__Exercise brief__: Tally the lines that hold the string "Peak", and reply with the count alone.

__Record list__:
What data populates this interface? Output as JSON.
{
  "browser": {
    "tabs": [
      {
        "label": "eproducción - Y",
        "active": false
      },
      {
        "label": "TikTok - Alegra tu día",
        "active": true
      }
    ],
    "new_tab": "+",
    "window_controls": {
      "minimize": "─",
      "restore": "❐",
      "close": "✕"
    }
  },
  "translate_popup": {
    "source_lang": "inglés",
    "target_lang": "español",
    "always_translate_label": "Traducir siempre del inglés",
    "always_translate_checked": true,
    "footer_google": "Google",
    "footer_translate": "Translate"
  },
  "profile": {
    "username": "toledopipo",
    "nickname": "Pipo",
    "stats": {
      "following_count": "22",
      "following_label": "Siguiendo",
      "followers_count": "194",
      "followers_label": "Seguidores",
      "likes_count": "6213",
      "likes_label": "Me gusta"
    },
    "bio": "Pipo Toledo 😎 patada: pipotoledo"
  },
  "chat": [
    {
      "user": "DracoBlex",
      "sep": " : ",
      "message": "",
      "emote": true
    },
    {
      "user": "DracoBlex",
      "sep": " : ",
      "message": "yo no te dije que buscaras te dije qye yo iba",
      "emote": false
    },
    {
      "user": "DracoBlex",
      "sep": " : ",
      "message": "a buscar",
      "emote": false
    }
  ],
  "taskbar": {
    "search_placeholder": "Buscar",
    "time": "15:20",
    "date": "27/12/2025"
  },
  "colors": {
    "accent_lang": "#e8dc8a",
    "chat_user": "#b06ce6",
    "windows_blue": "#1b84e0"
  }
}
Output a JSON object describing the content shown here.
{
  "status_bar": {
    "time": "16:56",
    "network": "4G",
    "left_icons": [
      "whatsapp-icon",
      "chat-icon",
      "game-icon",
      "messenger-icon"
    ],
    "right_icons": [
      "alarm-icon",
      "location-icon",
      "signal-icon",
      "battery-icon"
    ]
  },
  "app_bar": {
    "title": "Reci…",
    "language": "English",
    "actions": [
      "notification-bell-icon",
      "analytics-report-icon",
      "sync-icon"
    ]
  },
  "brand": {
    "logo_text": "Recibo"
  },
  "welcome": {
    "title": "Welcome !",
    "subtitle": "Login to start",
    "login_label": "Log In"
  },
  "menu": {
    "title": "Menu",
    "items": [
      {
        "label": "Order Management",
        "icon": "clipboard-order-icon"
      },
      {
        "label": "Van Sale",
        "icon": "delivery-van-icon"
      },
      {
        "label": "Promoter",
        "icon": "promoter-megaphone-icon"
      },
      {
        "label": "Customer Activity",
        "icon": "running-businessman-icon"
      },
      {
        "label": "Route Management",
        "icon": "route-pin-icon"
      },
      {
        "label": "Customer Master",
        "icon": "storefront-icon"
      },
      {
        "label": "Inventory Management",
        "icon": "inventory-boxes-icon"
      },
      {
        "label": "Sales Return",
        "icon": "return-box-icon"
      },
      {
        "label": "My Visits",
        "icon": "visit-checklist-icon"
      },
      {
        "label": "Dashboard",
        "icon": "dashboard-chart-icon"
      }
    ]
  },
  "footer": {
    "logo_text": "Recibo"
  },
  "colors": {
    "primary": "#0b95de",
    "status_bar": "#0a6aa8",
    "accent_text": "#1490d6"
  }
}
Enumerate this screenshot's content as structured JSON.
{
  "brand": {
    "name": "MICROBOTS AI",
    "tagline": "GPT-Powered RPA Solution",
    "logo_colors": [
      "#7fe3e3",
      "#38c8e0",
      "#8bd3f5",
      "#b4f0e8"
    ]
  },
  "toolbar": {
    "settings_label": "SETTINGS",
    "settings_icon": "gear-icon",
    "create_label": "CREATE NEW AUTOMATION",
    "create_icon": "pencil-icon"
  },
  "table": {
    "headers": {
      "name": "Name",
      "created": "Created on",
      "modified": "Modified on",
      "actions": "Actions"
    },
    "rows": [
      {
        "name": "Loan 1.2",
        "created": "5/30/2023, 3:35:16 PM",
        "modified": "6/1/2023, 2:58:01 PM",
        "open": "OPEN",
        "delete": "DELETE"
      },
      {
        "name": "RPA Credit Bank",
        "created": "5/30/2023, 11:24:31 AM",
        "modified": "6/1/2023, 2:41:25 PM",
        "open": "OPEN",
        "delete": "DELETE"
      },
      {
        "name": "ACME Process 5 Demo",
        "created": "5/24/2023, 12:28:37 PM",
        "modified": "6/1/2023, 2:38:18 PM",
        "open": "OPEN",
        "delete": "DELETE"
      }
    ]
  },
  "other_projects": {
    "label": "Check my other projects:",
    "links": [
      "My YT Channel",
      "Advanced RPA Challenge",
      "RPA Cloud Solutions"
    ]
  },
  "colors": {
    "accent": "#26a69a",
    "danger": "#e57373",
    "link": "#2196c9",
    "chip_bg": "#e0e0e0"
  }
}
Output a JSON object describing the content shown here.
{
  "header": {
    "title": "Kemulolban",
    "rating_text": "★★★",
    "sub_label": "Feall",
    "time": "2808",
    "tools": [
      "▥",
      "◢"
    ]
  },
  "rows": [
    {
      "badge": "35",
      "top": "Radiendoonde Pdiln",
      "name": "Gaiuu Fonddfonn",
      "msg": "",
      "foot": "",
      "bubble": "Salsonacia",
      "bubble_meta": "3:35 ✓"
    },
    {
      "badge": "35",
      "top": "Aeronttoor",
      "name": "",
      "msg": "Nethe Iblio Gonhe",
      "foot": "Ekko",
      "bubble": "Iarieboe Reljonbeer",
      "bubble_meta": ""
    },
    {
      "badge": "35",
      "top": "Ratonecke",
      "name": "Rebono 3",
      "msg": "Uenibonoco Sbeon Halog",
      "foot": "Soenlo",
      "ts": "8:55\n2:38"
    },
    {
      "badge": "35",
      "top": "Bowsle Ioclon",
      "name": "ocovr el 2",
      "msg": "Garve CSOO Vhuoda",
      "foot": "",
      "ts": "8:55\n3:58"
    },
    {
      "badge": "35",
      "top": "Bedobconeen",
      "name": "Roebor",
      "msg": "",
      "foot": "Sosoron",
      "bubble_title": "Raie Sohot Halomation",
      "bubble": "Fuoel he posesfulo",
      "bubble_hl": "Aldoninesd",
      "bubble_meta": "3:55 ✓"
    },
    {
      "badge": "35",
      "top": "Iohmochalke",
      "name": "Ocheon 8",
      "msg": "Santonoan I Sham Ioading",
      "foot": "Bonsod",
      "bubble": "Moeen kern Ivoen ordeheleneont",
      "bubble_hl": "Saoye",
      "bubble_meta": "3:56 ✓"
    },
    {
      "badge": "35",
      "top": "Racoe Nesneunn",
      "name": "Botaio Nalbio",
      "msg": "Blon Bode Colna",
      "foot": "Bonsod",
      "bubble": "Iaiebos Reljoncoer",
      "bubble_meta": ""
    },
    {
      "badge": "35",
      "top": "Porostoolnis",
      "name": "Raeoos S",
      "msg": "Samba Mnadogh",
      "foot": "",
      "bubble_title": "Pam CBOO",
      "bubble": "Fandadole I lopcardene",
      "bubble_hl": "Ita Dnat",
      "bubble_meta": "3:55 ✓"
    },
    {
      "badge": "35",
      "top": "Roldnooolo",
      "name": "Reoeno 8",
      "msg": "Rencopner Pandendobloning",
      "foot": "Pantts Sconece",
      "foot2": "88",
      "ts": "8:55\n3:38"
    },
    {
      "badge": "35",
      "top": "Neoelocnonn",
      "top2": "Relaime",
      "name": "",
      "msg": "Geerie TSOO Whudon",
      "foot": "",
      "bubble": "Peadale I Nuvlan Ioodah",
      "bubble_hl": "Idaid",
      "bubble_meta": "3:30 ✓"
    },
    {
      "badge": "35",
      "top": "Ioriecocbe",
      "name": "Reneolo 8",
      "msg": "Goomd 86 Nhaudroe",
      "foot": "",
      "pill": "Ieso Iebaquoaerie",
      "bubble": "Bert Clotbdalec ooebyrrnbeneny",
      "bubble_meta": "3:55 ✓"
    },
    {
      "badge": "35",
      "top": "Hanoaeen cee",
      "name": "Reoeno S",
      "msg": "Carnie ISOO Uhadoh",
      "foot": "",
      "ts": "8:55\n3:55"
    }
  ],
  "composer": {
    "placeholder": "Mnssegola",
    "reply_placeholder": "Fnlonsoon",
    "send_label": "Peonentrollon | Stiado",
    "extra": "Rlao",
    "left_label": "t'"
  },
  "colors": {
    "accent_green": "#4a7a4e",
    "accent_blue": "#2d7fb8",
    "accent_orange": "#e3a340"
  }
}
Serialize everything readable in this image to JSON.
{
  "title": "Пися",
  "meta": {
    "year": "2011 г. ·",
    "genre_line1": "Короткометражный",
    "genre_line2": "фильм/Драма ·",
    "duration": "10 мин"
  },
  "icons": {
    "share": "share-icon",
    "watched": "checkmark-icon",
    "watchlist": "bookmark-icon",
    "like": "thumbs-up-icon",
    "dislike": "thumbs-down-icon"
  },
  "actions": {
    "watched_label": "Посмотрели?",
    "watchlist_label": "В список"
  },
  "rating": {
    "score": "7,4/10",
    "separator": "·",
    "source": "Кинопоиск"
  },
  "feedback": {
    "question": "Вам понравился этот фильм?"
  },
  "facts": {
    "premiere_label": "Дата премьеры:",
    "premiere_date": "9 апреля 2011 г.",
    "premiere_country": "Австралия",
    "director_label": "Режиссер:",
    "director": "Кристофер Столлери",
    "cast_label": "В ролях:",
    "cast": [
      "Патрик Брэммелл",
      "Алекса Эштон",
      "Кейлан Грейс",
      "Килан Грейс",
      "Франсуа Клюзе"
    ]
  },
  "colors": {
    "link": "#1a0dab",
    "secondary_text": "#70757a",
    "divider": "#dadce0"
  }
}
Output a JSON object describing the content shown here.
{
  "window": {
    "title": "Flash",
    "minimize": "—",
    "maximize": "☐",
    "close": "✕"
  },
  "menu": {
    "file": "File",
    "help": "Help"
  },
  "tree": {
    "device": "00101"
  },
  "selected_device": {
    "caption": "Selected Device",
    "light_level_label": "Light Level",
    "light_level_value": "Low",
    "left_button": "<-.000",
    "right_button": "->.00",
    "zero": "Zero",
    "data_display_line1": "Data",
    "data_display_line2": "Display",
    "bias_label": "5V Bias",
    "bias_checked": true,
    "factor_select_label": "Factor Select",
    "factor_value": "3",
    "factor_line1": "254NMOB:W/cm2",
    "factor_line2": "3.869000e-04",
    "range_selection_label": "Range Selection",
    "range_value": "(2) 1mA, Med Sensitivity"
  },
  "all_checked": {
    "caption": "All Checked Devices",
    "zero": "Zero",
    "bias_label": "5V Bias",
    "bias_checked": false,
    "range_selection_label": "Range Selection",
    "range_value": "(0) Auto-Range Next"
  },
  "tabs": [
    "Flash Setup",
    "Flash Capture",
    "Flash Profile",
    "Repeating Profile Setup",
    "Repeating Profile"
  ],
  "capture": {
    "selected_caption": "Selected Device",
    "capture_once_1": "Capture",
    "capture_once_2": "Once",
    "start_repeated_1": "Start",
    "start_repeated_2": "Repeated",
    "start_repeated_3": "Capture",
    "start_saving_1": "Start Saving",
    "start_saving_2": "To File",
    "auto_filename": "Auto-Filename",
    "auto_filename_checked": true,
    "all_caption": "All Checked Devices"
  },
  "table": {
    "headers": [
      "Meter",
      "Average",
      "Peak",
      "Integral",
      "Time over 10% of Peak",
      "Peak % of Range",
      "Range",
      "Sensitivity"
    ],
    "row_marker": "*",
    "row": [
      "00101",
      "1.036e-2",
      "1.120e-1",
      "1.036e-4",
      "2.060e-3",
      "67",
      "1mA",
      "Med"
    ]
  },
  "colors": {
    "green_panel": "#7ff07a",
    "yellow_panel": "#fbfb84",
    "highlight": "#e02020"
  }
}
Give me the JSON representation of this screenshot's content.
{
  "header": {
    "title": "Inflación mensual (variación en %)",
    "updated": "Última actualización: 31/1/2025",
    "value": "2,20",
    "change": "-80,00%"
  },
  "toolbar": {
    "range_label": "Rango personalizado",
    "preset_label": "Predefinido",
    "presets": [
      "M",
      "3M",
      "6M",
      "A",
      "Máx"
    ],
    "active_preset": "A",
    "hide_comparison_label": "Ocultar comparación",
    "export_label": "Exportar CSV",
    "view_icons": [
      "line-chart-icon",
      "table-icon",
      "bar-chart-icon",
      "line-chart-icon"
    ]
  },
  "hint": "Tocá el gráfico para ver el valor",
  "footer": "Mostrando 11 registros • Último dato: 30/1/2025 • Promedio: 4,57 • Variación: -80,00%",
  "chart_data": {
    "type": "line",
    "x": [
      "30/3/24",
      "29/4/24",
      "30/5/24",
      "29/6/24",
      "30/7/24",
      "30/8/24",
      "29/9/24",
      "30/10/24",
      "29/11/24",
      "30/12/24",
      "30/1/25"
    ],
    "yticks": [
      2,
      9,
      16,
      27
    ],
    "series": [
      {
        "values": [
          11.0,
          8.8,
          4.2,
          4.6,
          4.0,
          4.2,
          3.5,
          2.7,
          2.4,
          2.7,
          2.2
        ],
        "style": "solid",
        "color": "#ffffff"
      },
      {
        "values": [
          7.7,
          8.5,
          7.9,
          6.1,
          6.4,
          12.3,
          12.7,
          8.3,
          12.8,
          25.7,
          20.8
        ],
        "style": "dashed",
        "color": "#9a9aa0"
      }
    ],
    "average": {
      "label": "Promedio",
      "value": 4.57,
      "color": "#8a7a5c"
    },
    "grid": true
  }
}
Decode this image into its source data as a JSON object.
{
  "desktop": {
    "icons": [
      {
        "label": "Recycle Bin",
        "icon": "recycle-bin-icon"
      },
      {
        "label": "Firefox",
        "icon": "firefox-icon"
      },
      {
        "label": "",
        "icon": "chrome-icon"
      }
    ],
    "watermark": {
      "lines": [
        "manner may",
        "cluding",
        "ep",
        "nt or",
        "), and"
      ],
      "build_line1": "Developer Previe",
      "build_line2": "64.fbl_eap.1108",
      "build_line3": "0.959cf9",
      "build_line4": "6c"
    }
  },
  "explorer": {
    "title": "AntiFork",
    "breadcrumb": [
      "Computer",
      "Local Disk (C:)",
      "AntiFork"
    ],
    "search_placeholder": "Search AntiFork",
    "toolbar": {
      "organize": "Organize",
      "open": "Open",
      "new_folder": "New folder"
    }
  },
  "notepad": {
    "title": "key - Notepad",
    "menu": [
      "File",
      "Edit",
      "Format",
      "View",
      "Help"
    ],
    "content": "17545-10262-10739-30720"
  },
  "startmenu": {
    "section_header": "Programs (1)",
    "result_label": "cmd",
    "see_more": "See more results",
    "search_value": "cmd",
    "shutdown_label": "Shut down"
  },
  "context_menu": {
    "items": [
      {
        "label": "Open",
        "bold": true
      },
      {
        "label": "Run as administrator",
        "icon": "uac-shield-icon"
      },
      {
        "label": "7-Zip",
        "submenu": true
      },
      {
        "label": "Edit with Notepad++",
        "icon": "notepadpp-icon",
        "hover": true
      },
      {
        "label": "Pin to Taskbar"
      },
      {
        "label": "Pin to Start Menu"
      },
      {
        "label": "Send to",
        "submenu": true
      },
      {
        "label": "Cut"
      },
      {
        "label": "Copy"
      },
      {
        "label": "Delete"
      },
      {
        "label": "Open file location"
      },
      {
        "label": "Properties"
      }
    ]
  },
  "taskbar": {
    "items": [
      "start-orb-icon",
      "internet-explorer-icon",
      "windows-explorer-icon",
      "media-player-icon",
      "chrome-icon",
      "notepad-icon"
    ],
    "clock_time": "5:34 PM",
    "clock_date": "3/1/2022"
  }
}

__Finished task__: 3